9.20.2006

for fun :)

For my pottery teacher.


A cup of tea with Japanese cream. Fascinating.


A sunset, downtown Akita.

9.19.2006

transitioning... a week and a half left

September 30th is my final day of classes. Starting next week, we'll be having parties instead of real classes, and I'll be saying goodbye to all my students. This past Sunday I said goodbye to many Araya Church members as it was my last Sunday there. It was a good way to say goodbye - I gave my testimony during the church service, translated by Yosef Sensei, the pastor. After church we had our traditional afternoon meal, followed by words of encouragement and affirmation and tearful goodbyes of each of the church members. But those are the best, leaving with only good memories and relationships that have been blessed by a year of communicating via smiles, "ohaiyo gozaimas" es (good mornings), broken Japanese and broken English, and hugs. Lots of hugs. Araya is my hug church. God knew I would miss them (hugs), and so he sent me the people at Araya. :)

* What needs to be done *
Reproduce the dated blog entries above word for word, in full.

[Some records]
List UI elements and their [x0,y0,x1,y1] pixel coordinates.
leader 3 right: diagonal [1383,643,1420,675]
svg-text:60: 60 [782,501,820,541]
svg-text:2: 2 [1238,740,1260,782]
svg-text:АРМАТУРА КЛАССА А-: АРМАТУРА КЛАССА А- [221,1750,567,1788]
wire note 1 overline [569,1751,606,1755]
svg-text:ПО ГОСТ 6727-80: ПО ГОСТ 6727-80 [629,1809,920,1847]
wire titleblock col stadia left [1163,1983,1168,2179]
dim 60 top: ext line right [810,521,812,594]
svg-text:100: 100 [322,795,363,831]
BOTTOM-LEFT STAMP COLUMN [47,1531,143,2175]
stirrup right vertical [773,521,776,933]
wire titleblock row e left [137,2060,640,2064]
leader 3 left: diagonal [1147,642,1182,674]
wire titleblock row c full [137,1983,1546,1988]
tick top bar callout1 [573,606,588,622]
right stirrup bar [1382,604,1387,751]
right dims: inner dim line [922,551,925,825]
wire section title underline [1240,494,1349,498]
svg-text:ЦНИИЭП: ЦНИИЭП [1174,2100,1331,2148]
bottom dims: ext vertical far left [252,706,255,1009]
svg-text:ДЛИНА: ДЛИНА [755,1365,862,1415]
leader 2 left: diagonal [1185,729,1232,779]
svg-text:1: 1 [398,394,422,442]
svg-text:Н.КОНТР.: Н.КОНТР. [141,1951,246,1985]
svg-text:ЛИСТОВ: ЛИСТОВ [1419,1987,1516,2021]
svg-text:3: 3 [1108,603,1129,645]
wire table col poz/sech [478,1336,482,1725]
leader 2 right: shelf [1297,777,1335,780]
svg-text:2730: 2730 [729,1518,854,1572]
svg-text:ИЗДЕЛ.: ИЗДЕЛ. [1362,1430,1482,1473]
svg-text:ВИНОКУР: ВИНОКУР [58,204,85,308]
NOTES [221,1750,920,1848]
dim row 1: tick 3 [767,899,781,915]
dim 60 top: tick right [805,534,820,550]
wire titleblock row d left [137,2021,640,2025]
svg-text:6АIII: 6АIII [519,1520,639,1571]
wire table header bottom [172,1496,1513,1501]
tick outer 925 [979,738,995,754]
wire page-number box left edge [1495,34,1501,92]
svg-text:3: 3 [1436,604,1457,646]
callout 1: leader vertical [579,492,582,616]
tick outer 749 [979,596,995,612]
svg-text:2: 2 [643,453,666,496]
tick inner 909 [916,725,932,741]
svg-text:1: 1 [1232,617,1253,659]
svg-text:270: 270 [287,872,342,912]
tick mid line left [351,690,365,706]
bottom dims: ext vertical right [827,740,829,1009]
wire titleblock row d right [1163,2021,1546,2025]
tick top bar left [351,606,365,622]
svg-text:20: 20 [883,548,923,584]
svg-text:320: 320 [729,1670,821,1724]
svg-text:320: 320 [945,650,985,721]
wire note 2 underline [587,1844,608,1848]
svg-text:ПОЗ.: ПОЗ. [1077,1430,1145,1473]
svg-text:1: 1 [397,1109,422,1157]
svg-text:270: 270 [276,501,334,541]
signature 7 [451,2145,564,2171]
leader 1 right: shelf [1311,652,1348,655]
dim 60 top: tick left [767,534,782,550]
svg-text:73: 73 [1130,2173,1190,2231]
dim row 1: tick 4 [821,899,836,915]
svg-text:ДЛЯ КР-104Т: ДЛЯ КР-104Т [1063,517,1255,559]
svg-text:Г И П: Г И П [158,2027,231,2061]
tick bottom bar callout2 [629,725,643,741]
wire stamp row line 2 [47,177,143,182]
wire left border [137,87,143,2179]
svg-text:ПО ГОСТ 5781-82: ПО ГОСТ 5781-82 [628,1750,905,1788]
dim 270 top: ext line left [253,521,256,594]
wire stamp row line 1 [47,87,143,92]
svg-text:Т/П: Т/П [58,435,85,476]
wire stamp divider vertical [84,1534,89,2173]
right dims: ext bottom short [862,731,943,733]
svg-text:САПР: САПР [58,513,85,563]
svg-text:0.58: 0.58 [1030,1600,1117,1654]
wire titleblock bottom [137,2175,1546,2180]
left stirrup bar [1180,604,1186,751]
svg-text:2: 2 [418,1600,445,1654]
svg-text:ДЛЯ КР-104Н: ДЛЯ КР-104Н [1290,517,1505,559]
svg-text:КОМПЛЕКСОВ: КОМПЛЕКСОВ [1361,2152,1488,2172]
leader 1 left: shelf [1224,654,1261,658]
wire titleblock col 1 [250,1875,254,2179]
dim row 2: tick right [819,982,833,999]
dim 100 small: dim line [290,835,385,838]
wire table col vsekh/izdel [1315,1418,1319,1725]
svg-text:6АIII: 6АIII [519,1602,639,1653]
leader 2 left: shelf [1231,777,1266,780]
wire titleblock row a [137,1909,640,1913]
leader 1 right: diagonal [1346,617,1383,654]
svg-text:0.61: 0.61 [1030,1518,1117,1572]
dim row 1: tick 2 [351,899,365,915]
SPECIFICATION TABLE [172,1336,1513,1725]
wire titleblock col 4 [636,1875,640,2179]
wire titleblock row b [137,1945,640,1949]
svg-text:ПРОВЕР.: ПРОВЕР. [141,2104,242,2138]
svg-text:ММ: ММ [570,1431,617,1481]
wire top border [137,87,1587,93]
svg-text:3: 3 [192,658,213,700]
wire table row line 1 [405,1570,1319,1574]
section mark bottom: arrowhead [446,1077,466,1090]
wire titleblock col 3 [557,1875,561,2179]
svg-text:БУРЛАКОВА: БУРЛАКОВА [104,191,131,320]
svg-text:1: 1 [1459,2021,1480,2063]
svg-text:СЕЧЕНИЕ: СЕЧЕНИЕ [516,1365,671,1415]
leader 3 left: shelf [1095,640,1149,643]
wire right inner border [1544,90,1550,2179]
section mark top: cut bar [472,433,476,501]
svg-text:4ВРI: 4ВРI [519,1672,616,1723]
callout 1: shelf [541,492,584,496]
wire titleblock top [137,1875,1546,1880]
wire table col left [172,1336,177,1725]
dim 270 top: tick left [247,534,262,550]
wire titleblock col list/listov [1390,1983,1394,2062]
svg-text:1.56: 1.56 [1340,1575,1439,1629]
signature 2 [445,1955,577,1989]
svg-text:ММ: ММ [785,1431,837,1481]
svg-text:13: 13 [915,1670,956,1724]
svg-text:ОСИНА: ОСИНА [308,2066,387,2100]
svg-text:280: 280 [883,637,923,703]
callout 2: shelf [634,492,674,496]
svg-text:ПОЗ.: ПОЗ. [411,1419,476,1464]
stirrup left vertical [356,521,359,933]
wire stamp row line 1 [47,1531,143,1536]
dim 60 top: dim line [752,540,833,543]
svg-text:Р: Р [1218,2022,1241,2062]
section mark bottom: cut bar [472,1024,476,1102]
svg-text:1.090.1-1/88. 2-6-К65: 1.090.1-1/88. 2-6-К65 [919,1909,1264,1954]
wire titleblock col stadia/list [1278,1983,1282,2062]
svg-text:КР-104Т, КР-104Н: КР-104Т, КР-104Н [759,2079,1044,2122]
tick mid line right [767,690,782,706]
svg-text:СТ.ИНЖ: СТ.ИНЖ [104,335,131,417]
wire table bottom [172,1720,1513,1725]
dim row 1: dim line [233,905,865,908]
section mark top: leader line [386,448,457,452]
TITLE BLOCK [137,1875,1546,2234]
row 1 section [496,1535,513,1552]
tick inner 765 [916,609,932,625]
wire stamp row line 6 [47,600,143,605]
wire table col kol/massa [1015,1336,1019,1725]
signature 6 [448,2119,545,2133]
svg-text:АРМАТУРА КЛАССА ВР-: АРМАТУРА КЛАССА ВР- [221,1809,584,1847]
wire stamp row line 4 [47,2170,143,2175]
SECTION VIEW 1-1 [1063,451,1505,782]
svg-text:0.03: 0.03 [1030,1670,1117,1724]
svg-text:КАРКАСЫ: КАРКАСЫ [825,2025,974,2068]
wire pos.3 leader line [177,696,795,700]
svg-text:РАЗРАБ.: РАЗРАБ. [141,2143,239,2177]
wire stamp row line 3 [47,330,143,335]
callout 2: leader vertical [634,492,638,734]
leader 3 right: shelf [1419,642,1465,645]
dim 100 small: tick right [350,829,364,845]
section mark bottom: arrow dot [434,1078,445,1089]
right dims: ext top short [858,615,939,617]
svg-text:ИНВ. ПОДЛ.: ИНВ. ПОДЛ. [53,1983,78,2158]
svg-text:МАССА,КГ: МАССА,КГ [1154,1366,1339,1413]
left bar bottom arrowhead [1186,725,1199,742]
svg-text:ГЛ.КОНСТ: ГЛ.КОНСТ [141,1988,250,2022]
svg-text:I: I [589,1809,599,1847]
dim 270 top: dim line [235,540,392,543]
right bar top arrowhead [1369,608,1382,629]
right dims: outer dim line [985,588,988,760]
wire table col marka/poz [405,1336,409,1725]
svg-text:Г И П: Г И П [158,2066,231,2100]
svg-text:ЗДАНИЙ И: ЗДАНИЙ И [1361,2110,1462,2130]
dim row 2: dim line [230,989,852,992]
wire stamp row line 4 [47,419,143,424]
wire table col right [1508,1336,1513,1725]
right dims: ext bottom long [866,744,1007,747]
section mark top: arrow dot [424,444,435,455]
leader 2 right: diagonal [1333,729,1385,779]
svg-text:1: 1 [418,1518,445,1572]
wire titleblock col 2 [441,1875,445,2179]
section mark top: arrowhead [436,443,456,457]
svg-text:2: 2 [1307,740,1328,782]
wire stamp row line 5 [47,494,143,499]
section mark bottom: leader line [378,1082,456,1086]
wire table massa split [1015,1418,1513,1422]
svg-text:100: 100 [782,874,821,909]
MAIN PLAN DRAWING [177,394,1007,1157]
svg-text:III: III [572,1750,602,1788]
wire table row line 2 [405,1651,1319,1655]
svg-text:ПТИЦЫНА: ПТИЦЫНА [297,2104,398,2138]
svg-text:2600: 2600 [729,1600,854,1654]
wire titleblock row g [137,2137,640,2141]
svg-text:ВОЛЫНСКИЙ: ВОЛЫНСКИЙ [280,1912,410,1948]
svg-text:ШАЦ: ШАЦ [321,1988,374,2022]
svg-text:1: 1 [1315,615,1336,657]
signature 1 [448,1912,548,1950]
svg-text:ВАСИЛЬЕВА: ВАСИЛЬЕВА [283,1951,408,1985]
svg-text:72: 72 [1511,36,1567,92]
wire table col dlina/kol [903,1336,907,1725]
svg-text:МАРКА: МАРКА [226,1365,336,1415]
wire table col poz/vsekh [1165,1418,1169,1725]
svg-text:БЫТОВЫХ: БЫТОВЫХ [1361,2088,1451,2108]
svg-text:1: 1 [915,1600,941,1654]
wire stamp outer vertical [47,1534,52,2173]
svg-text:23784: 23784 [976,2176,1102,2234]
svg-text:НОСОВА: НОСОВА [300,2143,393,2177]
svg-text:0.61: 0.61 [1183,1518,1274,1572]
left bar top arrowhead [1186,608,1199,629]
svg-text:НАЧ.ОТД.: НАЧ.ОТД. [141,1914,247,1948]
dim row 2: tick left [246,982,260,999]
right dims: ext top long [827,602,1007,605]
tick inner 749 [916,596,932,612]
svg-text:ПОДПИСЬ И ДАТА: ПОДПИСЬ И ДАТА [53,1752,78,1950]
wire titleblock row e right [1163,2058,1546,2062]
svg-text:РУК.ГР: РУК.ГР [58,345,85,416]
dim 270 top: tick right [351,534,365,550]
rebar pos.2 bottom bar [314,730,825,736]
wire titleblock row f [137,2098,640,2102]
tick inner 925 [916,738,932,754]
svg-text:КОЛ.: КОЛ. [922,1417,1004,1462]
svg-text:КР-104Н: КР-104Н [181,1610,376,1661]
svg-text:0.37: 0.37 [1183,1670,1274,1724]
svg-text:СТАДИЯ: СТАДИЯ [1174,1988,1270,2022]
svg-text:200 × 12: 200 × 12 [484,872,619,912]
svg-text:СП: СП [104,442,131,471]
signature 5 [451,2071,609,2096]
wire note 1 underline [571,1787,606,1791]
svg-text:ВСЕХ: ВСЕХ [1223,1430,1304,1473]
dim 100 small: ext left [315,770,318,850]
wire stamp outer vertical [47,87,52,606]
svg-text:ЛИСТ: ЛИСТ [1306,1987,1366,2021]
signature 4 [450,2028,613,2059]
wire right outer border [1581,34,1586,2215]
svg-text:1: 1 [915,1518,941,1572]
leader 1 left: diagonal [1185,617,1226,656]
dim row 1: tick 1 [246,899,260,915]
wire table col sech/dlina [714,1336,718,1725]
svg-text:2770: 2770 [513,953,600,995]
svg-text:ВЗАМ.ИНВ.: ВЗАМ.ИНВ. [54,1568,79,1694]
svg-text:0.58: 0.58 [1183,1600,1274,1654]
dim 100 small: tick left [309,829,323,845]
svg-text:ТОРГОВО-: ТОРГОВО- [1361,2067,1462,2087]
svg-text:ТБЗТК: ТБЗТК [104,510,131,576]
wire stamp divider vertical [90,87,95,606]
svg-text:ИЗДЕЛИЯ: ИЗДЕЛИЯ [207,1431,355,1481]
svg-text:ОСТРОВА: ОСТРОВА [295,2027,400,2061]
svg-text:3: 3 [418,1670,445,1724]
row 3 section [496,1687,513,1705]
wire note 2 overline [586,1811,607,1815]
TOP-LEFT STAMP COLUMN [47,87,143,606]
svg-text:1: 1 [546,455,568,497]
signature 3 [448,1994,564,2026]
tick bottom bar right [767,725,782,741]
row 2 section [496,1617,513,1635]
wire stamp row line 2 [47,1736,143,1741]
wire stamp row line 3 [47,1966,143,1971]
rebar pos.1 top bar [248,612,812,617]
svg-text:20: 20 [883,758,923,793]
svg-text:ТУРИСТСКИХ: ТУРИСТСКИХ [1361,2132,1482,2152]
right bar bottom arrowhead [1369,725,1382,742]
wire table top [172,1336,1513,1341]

* Task result *
9.20.2006

for fun :)

For my pottery teacher.


A cup of tea with Japanese cream. Fascinating.


A sunset, downtown Akita.

9.19.2006

transitioning... a week and a half left

September 30th is my final day of classes. Starting next week, we'll be having parties instead of real classes, and I'll be saying goodbye to all my students. This past Sunday I said goodbye to many Araya Church members as it was my last Sunday there. It was a good way to say goodbye - I gave my testimony during the church service, translated by Yosef Sensei, the pastor. After church we had our traditional afternoon meal, followed by words of encouragement and affirmation and tearful goodbyes of each of the church members. But those are the best, leaving with only good memories and relationships that have been blessed by a year of communicating via smiles, "ohaiyo gozaimas" es (good mornings), broken Japanese and broken English, and hugs. Lots of hugs. Araya is my hug church. God knew I would miss them (hugs), and so he sent me the people at Araya. :)